= Brief =
In the listing below, pick out lines with "text".

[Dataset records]
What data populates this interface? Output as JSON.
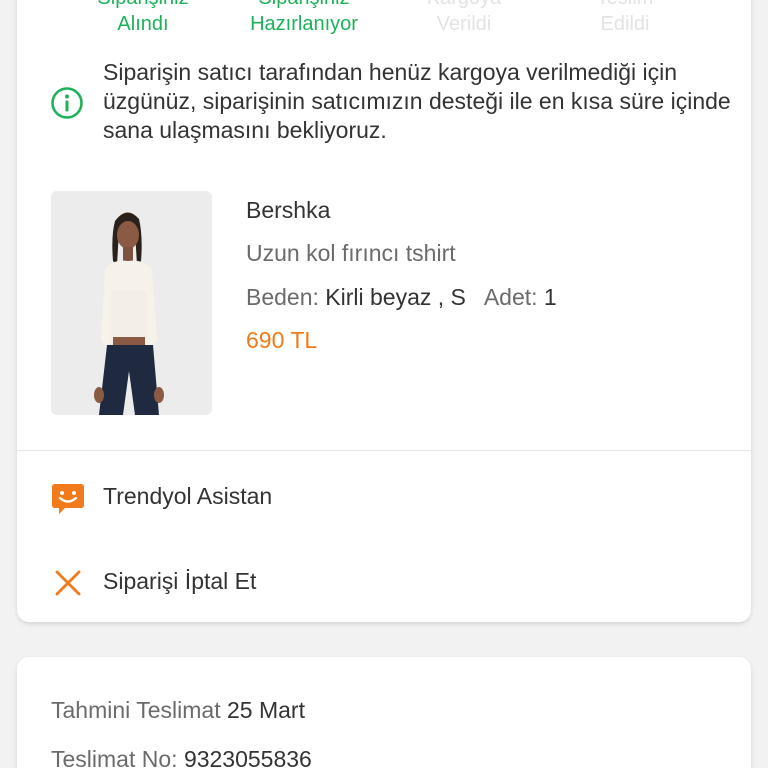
{
  "status_steps": [
    {
      "line1": "Siparişiniz",
      "line2": "Alındı",
      "state": "active"
    },
    {
      "line1": "Siparişiniz",
      "line2": "Hazırlanıyor",
      "state": "active"
    },
    {
      "line1": "Kargoya",
      "line2": "Verildi",
      "state": "inactive"
    },
    {
      "line1": "Teslim",
      "line2": "Edildi",
      "state": "inactive"
    }
  ],
  "info": {
    "icon": "info-icon",
    "text": "Siparişin satıcı tarafından henüz kargoya verilmediği için üzgünüz, siparişinin satıcımızın desteği ile en kısa süre içinde sana ulaşmasını bekliyoruz."
  },
  "product": {
    "brand": "Bershka",
    "name": "Uzun kol fırıncı tshirt",
    "size_label": "Beden:",
    "size_value": "Kirli beyaz , S",
    "qty_label": "Adet:",
    "qty_value": "1",
    "price": "690 TL"
  },
  "actions": {
    "assistant_label": "Trendyol Asistan",
    "assistant_icon": "chat-assistant-icon",
    "cancel_label": "Siparişi İptal Et",
    "cancel_icon": "close-icon"
  },
  "delivery": {
    "estimate_label": "Tahmini Teslimat",
    "estimate_value": "25 Mart",
    "number_label": "Teslimat No:",
    "number_value": "9323055836"
  },
  "colors": {
    "accent_green": "#1db25a",
    "accent_orange": "#f27a1a",
    "inactive_gray": "#e3e3e3"
  }
}
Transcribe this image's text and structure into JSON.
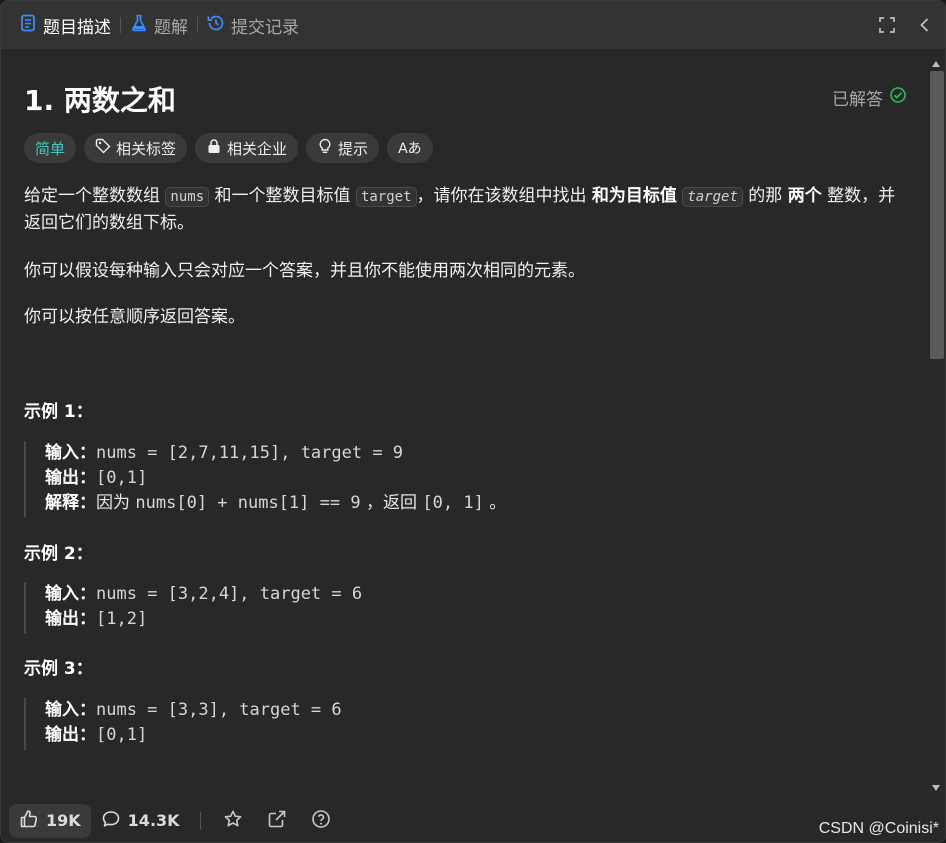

= Exercise solution =
    "text": "Siparişin satıcı tarafından henüz kargoya verilmediği için üzgünüz, siparişinin satıcımızın desteği ile en kısa süre içinde sana ulaşmasını bekliyoruz."
Transcribe this image's text and structure into JSON.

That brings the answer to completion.